— Start of Records shown —
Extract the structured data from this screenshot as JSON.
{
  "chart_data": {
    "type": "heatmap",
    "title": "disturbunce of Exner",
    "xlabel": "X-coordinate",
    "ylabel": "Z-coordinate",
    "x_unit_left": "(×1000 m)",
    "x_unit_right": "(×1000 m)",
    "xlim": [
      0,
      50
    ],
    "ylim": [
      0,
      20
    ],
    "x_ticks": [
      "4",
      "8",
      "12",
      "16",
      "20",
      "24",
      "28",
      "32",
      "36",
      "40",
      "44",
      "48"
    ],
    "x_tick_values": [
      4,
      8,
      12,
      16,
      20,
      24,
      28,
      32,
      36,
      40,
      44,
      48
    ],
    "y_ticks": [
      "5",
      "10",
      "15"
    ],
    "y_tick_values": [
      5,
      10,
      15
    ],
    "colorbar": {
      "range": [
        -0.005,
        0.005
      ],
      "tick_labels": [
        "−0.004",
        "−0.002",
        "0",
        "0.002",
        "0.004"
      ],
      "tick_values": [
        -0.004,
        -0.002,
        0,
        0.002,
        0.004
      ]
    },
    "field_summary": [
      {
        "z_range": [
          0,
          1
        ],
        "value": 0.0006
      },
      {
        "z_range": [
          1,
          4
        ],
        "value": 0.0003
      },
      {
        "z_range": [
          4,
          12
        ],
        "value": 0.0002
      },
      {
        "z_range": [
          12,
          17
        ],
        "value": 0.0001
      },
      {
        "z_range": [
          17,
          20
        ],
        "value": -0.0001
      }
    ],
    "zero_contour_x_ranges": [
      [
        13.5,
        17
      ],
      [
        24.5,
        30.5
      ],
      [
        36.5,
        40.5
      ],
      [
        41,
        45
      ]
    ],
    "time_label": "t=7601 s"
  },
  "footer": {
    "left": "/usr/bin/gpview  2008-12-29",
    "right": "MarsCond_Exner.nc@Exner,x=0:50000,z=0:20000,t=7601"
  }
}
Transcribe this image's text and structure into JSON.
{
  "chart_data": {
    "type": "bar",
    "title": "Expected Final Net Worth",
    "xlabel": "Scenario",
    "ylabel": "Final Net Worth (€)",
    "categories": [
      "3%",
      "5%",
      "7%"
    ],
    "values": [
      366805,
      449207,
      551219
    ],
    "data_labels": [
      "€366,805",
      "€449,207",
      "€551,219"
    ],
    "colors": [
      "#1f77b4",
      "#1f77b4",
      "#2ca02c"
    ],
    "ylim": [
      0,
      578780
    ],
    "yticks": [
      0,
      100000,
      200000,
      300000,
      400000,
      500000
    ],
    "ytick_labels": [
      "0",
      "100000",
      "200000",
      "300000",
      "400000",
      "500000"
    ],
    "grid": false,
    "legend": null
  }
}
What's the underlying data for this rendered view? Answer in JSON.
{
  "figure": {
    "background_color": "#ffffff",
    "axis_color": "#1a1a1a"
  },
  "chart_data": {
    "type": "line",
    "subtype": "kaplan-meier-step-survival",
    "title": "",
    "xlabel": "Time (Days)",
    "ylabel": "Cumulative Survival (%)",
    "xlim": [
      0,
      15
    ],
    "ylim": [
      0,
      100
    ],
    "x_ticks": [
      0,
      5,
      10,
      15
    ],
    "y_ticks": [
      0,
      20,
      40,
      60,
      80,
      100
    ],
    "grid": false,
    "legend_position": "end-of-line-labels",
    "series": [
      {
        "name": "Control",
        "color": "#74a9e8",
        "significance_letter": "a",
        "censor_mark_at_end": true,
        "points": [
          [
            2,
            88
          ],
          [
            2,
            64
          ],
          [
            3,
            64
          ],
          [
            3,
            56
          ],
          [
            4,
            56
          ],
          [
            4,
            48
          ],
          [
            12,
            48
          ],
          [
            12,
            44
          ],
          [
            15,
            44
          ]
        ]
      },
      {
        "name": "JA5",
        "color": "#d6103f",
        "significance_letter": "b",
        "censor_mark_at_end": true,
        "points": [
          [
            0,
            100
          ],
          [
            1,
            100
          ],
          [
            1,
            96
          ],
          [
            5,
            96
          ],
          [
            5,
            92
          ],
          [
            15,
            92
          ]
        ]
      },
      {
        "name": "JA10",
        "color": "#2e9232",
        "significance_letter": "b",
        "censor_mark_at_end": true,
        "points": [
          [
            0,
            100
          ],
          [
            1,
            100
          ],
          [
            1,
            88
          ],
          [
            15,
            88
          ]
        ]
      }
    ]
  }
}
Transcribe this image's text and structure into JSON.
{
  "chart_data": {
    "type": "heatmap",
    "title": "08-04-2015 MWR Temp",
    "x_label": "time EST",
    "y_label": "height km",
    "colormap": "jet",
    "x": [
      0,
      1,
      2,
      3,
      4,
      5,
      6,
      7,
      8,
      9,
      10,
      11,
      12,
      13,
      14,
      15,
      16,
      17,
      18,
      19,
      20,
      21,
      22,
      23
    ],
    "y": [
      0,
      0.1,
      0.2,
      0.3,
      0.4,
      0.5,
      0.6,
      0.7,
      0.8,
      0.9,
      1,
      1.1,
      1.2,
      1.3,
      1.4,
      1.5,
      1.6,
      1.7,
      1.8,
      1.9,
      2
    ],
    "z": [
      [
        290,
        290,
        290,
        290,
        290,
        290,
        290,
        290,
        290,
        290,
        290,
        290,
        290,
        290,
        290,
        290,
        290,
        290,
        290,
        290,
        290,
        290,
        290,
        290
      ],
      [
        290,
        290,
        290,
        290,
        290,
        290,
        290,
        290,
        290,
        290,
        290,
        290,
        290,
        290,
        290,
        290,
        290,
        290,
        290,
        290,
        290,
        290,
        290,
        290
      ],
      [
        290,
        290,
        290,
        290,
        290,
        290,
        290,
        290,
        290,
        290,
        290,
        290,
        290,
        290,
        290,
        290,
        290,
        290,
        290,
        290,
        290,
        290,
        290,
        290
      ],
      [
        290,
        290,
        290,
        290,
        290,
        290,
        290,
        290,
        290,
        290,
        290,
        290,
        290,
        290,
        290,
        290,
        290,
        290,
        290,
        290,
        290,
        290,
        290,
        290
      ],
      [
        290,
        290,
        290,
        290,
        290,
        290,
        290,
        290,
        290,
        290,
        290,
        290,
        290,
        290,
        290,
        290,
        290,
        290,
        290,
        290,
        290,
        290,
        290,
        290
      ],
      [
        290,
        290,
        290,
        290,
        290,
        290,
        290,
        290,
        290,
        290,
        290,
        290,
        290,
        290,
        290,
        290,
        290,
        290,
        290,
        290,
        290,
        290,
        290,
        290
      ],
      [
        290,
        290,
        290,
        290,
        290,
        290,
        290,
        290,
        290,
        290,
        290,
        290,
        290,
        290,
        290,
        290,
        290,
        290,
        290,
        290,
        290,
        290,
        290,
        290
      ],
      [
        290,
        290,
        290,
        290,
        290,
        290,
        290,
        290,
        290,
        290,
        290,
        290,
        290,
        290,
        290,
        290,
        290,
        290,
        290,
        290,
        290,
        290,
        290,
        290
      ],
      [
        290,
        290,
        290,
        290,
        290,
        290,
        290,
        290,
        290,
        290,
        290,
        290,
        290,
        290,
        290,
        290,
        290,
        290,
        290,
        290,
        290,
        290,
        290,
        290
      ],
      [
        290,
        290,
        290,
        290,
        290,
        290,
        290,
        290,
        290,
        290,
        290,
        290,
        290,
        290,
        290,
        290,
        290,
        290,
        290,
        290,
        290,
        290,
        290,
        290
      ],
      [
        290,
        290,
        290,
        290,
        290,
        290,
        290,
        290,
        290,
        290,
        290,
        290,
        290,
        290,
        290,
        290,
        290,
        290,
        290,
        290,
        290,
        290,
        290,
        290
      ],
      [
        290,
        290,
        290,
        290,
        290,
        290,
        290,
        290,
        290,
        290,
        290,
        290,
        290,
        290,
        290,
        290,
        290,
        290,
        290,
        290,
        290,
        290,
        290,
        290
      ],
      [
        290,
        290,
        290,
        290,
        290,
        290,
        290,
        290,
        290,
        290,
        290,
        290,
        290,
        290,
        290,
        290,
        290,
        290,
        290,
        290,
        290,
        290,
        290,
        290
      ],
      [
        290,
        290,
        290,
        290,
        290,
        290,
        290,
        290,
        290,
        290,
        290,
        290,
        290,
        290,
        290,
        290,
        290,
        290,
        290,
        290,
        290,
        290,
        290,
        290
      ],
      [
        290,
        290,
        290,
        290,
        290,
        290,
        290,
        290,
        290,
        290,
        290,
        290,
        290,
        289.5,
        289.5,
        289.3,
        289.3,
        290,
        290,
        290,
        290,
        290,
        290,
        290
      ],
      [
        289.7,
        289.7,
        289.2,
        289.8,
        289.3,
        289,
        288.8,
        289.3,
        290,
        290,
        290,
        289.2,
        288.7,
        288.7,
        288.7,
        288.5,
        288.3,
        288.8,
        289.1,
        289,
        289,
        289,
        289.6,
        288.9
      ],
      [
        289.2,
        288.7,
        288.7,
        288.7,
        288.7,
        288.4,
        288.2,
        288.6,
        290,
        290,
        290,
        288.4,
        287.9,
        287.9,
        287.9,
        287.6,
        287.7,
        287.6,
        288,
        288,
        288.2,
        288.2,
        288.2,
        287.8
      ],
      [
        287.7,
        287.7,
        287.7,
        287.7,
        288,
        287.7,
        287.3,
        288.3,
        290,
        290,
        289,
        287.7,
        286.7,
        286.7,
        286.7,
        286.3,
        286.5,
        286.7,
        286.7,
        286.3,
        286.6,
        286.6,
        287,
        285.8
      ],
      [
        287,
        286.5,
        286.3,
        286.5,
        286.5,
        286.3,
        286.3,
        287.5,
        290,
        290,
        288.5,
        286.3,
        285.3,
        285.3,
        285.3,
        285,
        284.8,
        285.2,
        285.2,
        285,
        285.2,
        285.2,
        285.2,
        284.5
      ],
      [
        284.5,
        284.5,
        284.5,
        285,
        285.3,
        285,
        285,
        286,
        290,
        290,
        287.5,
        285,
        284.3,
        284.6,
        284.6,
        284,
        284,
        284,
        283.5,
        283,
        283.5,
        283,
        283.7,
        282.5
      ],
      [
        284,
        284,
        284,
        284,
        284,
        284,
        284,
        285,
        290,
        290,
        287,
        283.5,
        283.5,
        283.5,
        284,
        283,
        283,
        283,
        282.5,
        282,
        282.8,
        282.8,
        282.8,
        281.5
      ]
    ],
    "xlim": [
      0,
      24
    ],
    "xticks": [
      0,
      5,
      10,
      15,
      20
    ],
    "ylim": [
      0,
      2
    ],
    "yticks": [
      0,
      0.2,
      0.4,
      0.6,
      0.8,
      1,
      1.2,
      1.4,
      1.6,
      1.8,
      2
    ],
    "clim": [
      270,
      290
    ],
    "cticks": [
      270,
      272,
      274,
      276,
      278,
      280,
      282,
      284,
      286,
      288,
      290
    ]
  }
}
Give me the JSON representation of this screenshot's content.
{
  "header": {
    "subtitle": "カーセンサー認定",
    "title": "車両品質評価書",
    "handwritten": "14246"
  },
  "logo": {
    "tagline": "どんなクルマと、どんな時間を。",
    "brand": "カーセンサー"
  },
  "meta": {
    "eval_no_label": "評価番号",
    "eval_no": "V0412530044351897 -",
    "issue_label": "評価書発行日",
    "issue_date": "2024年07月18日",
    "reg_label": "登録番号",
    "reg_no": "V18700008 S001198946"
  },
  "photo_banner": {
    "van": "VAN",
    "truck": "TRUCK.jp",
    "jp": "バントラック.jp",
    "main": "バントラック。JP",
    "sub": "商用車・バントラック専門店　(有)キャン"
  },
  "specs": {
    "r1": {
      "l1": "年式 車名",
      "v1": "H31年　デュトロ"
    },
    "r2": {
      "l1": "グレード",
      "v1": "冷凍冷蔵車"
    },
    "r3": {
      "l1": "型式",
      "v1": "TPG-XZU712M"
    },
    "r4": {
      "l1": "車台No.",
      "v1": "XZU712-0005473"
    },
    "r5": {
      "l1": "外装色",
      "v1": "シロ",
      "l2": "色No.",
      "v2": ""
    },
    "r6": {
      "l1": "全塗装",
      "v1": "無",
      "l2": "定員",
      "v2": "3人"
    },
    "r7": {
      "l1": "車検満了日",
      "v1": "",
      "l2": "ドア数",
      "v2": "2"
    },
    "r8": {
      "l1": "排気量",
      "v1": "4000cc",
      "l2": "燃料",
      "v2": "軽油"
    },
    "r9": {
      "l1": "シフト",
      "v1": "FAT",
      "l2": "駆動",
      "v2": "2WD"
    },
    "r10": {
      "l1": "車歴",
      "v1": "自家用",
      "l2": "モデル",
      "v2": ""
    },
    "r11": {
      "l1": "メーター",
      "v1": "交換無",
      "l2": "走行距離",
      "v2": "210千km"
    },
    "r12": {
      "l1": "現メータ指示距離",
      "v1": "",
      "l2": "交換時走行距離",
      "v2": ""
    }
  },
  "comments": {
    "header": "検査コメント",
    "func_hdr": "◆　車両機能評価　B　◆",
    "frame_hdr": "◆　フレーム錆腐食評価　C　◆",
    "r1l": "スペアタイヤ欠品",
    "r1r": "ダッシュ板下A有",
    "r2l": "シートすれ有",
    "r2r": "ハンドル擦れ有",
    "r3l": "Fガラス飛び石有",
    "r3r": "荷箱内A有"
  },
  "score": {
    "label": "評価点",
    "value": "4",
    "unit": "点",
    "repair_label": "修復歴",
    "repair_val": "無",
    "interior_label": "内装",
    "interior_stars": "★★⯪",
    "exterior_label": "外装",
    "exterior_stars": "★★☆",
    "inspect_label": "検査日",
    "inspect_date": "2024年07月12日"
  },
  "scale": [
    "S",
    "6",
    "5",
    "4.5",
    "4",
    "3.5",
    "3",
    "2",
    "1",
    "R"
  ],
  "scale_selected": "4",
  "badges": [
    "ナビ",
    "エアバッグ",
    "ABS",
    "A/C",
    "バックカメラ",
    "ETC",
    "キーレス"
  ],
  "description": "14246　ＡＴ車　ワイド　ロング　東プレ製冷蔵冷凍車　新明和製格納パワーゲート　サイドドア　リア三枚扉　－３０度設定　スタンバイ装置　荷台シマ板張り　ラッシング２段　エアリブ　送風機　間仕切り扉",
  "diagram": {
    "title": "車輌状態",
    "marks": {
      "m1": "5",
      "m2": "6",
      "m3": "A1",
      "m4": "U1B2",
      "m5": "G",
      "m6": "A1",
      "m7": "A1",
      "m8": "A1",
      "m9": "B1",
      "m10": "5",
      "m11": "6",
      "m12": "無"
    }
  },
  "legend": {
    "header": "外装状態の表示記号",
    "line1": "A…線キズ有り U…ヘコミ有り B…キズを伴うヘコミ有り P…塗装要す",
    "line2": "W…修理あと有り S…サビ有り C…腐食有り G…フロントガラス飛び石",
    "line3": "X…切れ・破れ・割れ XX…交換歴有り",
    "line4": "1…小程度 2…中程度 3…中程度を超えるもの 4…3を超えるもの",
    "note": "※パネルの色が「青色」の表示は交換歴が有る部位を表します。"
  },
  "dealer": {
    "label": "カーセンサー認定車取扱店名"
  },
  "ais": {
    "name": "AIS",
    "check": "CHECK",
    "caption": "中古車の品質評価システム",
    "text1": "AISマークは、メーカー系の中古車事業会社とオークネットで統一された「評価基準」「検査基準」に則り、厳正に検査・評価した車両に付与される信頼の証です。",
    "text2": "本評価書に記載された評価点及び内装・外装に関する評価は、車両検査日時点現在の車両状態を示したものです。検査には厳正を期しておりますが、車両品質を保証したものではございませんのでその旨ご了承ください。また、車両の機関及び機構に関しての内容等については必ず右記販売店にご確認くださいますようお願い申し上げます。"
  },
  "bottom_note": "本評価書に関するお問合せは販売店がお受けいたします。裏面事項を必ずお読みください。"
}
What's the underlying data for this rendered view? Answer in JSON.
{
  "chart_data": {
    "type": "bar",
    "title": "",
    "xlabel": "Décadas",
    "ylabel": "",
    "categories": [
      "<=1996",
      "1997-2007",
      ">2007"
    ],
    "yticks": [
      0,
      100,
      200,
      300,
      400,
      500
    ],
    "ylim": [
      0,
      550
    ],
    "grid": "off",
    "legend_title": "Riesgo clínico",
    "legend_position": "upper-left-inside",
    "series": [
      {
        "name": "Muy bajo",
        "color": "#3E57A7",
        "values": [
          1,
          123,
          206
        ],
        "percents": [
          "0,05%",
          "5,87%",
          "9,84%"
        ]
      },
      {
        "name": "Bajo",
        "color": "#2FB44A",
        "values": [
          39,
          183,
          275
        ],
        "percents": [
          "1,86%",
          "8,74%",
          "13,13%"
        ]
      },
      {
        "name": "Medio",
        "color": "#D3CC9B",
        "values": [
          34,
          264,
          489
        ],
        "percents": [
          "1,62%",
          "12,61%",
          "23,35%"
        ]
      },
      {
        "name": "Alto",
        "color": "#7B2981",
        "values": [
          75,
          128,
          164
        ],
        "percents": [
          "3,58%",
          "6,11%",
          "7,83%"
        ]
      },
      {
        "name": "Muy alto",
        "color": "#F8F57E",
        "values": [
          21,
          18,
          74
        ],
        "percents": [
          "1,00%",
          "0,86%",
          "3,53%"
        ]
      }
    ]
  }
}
— End of Records shown —
§ Problem requirements:
Count the lines in the entries that hold the word "header", and give nothing but the total.

§ Full response:
3